:: Instructions to follow ::
From the listing below, select every line where the word "Iterations" appears.

:: Excerpted records ::
***

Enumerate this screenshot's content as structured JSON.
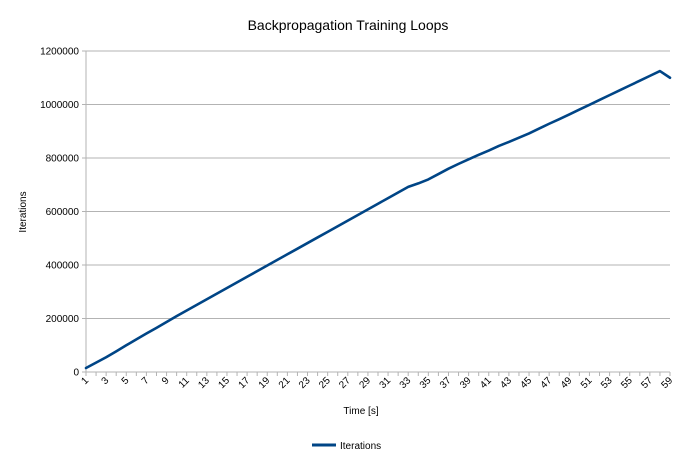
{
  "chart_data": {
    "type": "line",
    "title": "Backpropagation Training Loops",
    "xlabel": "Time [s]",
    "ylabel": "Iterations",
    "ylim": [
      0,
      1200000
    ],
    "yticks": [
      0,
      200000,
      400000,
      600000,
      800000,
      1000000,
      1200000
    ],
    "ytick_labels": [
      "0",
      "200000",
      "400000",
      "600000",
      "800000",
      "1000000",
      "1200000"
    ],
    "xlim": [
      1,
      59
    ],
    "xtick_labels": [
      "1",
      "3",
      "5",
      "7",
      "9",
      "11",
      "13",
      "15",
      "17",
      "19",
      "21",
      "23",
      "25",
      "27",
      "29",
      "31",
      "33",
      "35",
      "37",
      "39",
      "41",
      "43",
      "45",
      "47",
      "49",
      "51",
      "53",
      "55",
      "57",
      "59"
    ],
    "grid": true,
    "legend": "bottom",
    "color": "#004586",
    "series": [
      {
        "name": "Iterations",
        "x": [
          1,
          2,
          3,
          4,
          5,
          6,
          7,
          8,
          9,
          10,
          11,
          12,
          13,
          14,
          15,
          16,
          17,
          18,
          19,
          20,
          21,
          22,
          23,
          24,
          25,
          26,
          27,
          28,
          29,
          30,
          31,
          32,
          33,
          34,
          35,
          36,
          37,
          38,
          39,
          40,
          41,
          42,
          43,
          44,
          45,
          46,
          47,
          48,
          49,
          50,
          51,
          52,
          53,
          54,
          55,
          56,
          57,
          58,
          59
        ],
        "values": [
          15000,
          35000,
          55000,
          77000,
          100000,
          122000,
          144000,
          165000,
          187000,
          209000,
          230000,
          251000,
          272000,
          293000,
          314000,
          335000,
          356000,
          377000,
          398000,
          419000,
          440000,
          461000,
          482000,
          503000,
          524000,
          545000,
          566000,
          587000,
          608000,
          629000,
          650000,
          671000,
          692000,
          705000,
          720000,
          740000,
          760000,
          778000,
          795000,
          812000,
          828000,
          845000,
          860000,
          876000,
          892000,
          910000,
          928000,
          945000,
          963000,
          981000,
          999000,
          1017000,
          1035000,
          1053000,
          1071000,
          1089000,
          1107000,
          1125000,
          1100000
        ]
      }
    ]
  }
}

***

:: Task output ::
    "ylabel": "Iterations",
        "name": "Iterations",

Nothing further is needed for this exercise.